*Description of the task*
Would you copy out the whole listing exactly as given?

*Data shown*
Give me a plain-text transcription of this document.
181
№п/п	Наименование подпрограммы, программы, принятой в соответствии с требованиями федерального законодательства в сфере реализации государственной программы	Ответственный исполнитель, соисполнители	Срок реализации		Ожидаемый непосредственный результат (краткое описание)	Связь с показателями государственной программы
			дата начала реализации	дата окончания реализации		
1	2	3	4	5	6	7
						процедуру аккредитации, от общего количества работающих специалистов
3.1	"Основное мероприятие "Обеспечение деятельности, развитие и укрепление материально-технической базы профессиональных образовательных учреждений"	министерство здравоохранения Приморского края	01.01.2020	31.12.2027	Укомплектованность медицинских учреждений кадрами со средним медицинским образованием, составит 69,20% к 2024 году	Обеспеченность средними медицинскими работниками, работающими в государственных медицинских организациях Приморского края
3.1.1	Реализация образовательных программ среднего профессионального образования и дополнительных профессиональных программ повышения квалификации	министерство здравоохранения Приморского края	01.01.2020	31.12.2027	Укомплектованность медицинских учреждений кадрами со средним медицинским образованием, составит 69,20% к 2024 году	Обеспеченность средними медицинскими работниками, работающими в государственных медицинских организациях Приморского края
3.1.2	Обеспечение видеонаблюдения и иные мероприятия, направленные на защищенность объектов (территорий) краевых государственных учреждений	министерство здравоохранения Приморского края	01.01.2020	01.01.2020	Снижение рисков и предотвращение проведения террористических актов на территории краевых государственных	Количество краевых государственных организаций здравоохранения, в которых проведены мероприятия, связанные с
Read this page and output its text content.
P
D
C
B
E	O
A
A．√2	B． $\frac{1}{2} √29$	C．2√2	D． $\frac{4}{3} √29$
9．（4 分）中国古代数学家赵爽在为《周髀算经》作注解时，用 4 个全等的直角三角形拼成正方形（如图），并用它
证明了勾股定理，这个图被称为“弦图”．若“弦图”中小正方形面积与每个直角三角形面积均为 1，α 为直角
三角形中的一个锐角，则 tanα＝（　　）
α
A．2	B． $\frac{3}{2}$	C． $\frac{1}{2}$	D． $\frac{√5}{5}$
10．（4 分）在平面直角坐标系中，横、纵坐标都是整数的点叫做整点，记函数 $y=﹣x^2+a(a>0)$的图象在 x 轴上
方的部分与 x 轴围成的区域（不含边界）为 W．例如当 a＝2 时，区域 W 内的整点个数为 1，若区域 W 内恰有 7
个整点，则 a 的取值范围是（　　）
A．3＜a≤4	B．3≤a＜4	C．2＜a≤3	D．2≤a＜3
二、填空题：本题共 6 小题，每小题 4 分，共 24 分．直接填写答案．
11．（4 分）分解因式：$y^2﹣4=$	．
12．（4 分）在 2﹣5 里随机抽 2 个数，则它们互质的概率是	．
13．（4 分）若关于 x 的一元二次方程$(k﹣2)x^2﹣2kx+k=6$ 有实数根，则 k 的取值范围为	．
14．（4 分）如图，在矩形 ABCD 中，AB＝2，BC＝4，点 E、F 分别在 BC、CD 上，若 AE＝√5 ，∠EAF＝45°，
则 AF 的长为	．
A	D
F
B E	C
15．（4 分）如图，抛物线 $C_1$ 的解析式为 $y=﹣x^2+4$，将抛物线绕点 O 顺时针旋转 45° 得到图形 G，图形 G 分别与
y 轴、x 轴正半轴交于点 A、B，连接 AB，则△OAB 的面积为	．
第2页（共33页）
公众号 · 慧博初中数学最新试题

*Completed task*
Give me a plain-text transcription of this document.
181
№п/п	Наименование подпрограммы, программы, принятой в соответствии с требованиями федерального законодательства в сфере реализации государственной программы	Ответственный исполнитель, соисполнители	Срок реализации		Ожидаемый непосредственный результат (краткое описание)	Связь с показателями государственной программы
			дата начала реализации	дата окончания реализации		
1	2	3	4	5	6	7
						процедуру аккредитации, от общего количества работающих специалистов
3.1	"Основное мероприятие "Обеспечение деятельности, развитие и укрепление материально-технической базы профессиональных образовательных учреждений"	министерство здравоохранения Приморского края	01.01.2020	31.12.2027	Укомплектованность медицинских учреждений кадрами со средним медицинским образованием, составит 69,20% к 2024 году	Обеспеченность средними медицинскими работниками, работающими в государственных медицинских организациях Приморского края
3.1.1	Реализация образовательных программ среднего профессионального образования и дополнительных профессиональных программ повышения квалификации	министерство здравоохранения Приморского края	01.01.2020	31.12.2027	Укомплектованность медицинских учреждений кадрами со средним медицинским образованием, составит 69,20% к 2024 году	Обеспеченность средними медицинскими работниками, работающими в государственных медицинских организациях Приморского края
3.1.2	Обеспечение видеонаблюдения и иные мероприятия, направленные на защищенность объектов (территорий) краевых государственных учреждений	министерство здравоохранения Приморского края	01.01.2020	01.01.2020	Снижение рисков и предотвращение проведения террористических актов на территории краевых государственных	Количество краевых государственных организаций здравоохранения, в которых проведены мероприятия, связанные с
Read this page and output its text content.
P
D
C
B
E	O
A
A．√2	B． $\frac{1}{2} √29$	C．2√2	D． $\frac{4}{3} √29$
9．（4 分）中国古代数学家赵爽在为《周髀算经》作注解时，用 4 个全等的直角三角形拼成正方形（如图），并用它
证明了勾股定理，这个图被称为“弦图”．若“弦图”中小正方形面积与每个直角三角形面积均为 1，α 为直角
三角形中的一个锐角，则 tanα＝（　　）
α
A．2	B． $\frac{3}{2}$	C． $\frac{1}{2}$	D． $\frac{√5}{5}$
10．（4 分）在平面直角坐标系中，横、纵坐标都是整数的点叫做整点，记函数 $y=﹣x^2+a(a>0)$的图象在 x 轴上
方的部分与 x 轴围成的区域（不含边界）为 W．例如当 a＝2 时，区域 W 内的整点个数为 1，若区域 W 内恰有 7
个整点，则 a 的取值范围是（　　）
A．3＜a≤4	B．3≤a＜4	C．2＜a≤3	D．2≤a＜3
二、填空题：本题共 6 小题，每小题 4 分，共 24 分．直接填写答案．
11．（4 分）分解因式：$y^2﹣4=$	．
12．（4 分）在 2﹣5 里随机抽 2 个数，则它们互质的概率是	．
13．（4 分）若关于 x 的一元二次方程$(k﹣2)x^2﹣2kx+k=6$ 有实数根，则 k 的取值范围为	．
14．（4 分）如图，在矩形 ABCD 中，AB＝2，BC＝4，点 E、F 分别在 BC、CD 上，若 AE＝√5 ，∠EAF＝45°，
则 AF 的长为	．
A	D
F
B E	C
15．（4 分）如图，抛物线 $C_1$ 的解析式为 $y=﹣x^2+4$，将抛物线绕点 O 顺时针旋转 45° 得到图形 G，图形 G 分别与
y 轴、x 轴正半轴交于点 A、B，连接 AB，则△OAB 的面积为	．
第2页（共33页）
公众号 · 慧博初中数学最新试题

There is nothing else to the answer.